Stored items
* * *
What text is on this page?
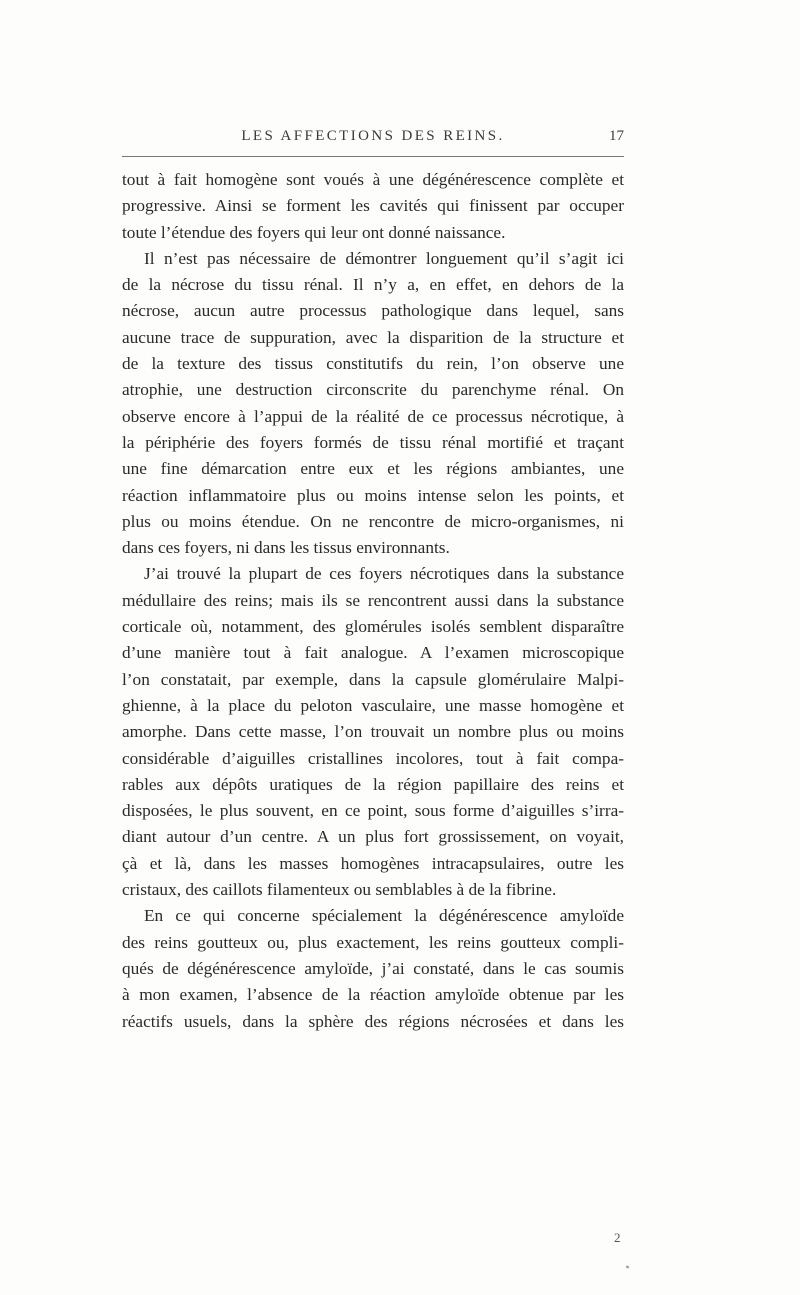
LES AFFECTIONS DES REINS.	17
tout à fait homogène sont voués à une dégénérescence complète et
progressive. Ainsi se forment les cavités qui finissent par occuper
toute l’étendue des foyers qui leur ont donné naissance.
Il n’est pas nécessaire de démontrer longuement qu’il s’agit ici
de la nécrose du tissu rénal. Il n’y a, en effet, en dehors de la
nécrose, aucun autre processus pathologique dans lequel, sans
aucune trace de suppuration, avec la disparition de la structure et
de la texture des tissus constitutifs du rein, l’on observe une
atrophie, une destruction circonscrite du parenchyme rénal. On
observe encore à l’appui de la réalité de ce processus nécrotique, à
la périphérie des foyers formés de tissu rénal mortifié et traçant
une fine démarcation entre eux et les régions ambiantes, une
réaction inflammatoire plus ou moins intense selon les points, et
plus ou moins étendue. On ne rencontre de micro-organismes, ni
dans ces foyers, ni dans les tissus environnants.
J’ai trouvé la plupart de ces foyers nécrotiques dans la substance
médullaire des reins; mais ils se rencontrent aussi dans la substance
corticale où, notamment, des glomérules isolés semblent disparaître
d’une manière tout à fait analogue. A l’examen microscopique
l’on constatait, par exemple, dans la capsule glomérulaire Malpi-
ghienne, à la place du peloton vasculaire, une masse homogène et
amorphe. Dans cette masse, l’on trouvait un nombre plus ou moins
considérable d’aiguilles cristallines incolores, tout à fait compa-
rables aux dépôts uratiques de la région papillaire des reins et
disposées, le plus souvent, en ce point, sous forme d’aiguilles s’irra-
diant autour d’un centre. A un plus fort grossissement, on voyait,
çà et là, dans les masses homogènes intracapsulaires, outre les
cristaux, des caillots filamenteux ou semblables à de la fibrine.
En ce qui concerne spécialement la dégénérescence amyloïde
des reins goutteux ou, plus exactement, les reins goutteux compli-
qués de dégénérescence amyloïde, j’ai constaté, dans le cas soumis
à mon examen, l’absence de la réaction amyloïde obtenue par les
réactifs usuels, dans la sphère des régions nécrosées et dans les
2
* * *
Exercise task: Tally up the lines with the word "tissus" in them, and answer with that number by itself.

Task answer: 2